TASK PROMPT =
Set down, in full, every record in the block.

# # # #

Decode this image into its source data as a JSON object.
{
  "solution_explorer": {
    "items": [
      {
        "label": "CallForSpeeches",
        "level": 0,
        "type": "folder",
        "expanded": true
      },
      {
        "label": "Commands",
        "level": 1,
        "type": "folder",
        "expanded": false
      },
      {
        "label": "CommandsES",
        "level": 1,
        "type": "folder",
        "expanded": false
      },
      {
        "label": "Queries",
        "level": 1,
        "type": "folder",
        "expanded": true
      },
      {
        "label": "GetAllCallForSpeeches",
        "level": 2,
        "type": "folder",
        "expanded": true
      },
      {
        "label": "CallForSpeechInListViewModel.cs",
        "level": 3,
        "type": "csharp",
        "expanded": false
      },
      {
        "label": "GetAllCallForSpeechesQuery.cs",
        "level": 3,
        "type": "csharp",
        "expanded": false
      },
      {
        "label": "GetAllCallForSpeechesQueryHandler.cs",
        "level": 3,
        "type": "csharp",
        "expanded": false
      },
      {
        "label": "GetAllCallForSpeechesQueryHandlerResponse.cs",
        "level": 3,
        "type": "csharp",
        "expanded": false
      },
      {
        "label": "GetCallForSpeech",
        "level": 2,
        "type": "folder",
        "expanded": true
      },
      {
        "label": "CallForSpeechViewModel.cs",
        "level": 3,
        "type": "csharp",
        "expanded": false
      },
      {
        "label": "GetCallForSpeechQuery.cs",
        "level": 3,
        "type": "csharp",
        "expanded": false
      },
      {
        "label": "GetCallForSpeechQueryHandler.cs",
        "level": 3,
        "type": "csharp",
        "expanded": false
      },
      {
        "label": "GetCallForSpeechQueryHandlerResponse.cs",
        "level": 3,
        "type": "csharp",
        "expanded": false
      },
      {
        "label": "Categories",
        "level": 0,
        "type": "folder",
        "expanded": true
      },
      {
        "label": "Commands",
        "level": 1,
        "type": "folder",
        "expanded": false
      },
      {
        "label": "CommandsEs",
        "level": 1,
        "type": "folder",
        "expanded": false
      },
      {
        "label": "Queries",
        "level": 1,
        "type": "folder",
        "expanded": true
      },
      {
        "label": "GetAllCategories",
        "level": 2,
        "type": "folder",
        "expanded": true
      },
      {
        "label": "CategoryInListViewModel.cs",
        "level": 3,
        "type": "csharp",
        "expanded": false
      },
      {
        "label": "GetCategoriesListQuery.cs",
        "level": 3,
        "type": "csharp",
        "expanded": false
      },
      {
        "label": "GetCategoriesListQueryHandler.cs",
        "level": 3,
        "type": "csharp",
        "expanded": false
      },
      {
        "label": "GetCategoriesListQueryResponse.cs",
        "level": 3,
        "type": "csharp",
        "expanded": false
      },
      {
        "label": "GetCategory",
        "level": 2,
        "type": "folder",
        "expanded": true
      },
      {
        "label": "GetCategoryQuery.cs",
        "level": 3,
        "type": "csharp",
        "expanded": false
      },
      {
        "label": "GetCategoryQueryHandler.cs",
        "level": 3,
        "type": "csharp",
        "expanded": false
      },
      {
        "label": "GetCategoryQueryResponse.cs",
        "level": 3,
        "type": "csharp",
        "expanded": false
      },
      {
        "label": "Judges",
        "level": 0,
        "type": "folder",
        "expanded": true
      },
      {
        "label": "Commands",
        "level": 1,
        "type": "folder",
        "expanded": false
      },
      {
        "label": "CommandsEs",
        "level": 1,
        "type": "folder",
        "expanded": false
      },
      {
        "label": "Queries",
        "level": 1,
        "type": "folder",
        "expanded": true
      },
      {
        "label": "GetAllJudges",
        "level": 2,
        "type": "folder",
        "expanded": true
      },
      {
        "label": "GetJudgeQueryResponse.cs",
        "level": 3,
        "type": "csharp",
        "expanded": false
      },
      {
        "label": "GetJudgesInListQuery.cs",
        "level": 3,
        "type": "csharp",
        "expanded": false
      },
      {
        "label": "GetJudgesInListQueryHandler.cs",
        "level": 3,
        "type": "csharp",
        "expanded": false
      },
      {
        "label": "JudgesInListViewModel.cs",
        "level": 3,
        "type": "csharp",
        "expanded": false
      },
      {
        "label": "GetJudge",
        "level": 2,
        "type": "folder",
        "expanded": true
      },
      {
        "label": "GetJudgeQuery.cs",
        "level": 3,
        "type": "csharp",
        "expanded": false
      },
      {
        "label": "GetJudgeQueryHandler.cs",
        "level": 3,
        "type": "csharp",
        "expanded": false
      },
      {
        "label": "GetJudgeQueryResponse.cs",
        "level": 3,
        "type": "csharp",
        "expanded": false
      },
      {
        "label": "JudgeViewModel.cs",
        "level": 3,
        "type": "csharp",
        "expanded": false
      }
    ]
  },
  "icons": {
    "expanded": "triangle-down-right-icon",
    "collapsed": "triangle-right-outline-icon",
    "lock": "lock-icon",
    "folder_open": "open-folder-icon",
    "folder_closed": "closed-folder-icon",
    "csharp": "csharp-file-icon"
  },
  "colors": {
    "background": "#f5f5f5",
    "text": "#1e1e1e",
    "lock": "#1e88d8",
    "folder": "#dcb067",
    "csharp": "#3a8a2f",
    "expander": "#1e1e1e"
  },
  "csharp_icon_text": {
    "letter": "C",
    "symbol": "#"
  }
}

# # # #

SOLUTION =
Decode this image into its source data as a JSON object.
{
  "solution_explorer": {
    "items": [
      {
        "label": "CallForSpeeches",
        "level": 0,
        "type": "folder",
        "expanded": true
      },
      {
        "label": "Commands",
        "level": 1,
        "type": "folder",
        "expanded": false
      },
      {
        "label": "CommandsES",
        "level": 1,
        "type": "folder",
        "expanded": false
      },
      {
        "label": "Queries",
        "level": 1,
        "type": "folder",
        "expanded": true
      },
      {
        "label": "GetAllCallForSpeeches",
        "level": 2,
        "type": "folder",
        "expanded": true
      },
      {
        "label": "CallForSpeechInListViewModel.cs",
        "level": 3,
        "type": "csharp",
        "expanded": false
      },
      {
        "label": "GetAllCallForSpeechesQuery.cs",
        "level": 3,
        "type": "csharp",
        "expanded": false
      },
      {
        "label": "GetAllCallForSpeechesQueryHandler.cs",
        "level": 3,
        "type": "csharp",
        "expanded": false
      },
      {
        "label": "GetAllCallForSpeechesQueryHandlerResponse.cs",
        "level": 3,
        "type": "csharp",
        "expanded": false
      },
      {
        "label": "GetCallForSpeech",
        "level": 2,
        "type": "folder",
        "expanded": true
      },
      {
        "label": "CallForSpeechViewModel.cs",
        "level": 3,
        "type": "csharp",
        "expanded": false
      },
      {
        "label": "GetCallForSpeechQuery.cs",
        "level": 3,
        "type": "csharp",
        "expanded": false
      },
      {
        "label": "GetCallForSpeechQueryHandler.cs",
        "level": 3,
        "type": "csharp",
        "expanded": false
      },
      {
        "label": "GetCallForSpeechQueryHandlerResponse.cs",
        "level": 3,
        "type": "csharp",
        "expanded": false
      },
      {
        "label": "Categories",
        "level": 0,
        "type": "folder",
        "expanded": true
      },
      {
        "label": "Commands",
        "level": 1,
        "type": "folder",
        "expanded": false
      },
      {
        "label": "CommandsEs",
        "level": 1,
        "type": "folder",
        "expanded": false
      },
      {
        "label": "Queries",
        "level": 1,
        "type": "folder",
        "expanded": true
      },
      {
        "label": "GetAllCategories",
        "level": 2,
        "type": "folder",
        "expanded": true
      },
      {
        "label": "CategoryInListViewModel.cs",
        "level": 3,
        "type": "csharp",
        "expanded": false
      },
      {
        "label": "GetCategoriesListQuery.cs",
        "level": 3,
        "type": "csharp",
        "expanded": false
      },
      {
        "label": "GetCategoriesListQueryHandler.cs",
        "level": 3,
        "type": "csharp",
        "expanded": false
      },
      {
        "label": "GetCategoriesListQueryResponse.cs",
        "level": 3,
        "type": "csharp",
        "expanded": false
      },
      {
        "label": "GetCategory",
        "level": 2,
        "type": "folder",
        "expanded": true
      },
      {
        "label": "GetCategoryQuery.cs",
        "level": 3,
        "type": "csharp",
        "expanded": false
      },
      {
        "label": "GetCategoryQueryHandler.cs",
        "level": 3,
        "type": "csharp",
        "expanded": false
      },
      {
        "label": "GetCategoryQueryResponse.cs",
        "level": 3,
        "type": "csharp",
        "expanded": false
      },
      {
        "label": "Judges",
        "level": 0,
        "type": "folder",
        "expanded": true
      },
      {
        "label": "Commands",
        "level": 1,
        "type": "folder",
        "expanded": false
      },
      {
        "label": "CommandsEs",
        "level": 1,
        "type": "folder",
        "expanded": false
      },
      {
        "label": "Queries",
        "level": 1,
        "type": "folder",
        "expanded": true
      },
      {
        "label": "GetAllJudges",
        "level": 2,
        "type": "folder",
        "expanded": true
      },
      {
        "label": "GetJudgeQueryResponse.cs",
        "level": 3,
        "type": "csharp",
        "expanded": false
      },
      {
        "label": "GetJudgesInListQuery.cs",
        "level": 3,
        "type": "csharp",
        "expanded": false
      },
      {
        "label": "GetJudgesInListQueryHandler.cs",
        "level": 3,
        "type": "csharp",
        "expanded": false
      },
      {
        "label": "JudgesInListViewModel.cs",
        "level": 3,
        "type": "csharp",
        "expanded": false
      },
      {
        "label": "GetJudge",
        "level": 2,
        "type": "folder",
        "expanded": true
      },
      {
        "label": "GetJudgeQuery.cs",
        "level": 3,
        "type": "csharp",
        "expanded": false
      },
      {
        "label": "GetJudgeQueryHandler.cs",
        "level": 3,
        "type": "csharp",
        "expanded": false
      },
      {
        "label": "GetJudgeQueryResponse.cs",
        "level": 3,
        "type": "csharp",
        "expanded": false
      },
      {
        "label": "JudgeViewModel.cs",
        "level": 3,
        "type": "csharp",
        "expanded": false
      }
    ]
  },
  "icons": {
    "expanded": "triangle-down-right-icon",
    "collapsed": "triangle-right-outline-icon",
    "lock": "lock-icon",
    "folder_open": "open-folder-icon",
    "folder_closed": "closed-folder-icon",
    "csharp": "csharp-file-icon"
  },
  "colors": {
    "background": "#f5f5f5",
    "text": "#1e1e1e",
    "lock": "#1e88d8",
    "folder": "#dcb067",
    "csharp": "#3a8a2f",
    "expander": "#1e1e1e"
  },
  "csharp_icon_text": {
    "letter": "C",
    "symbol": "#"
  }
}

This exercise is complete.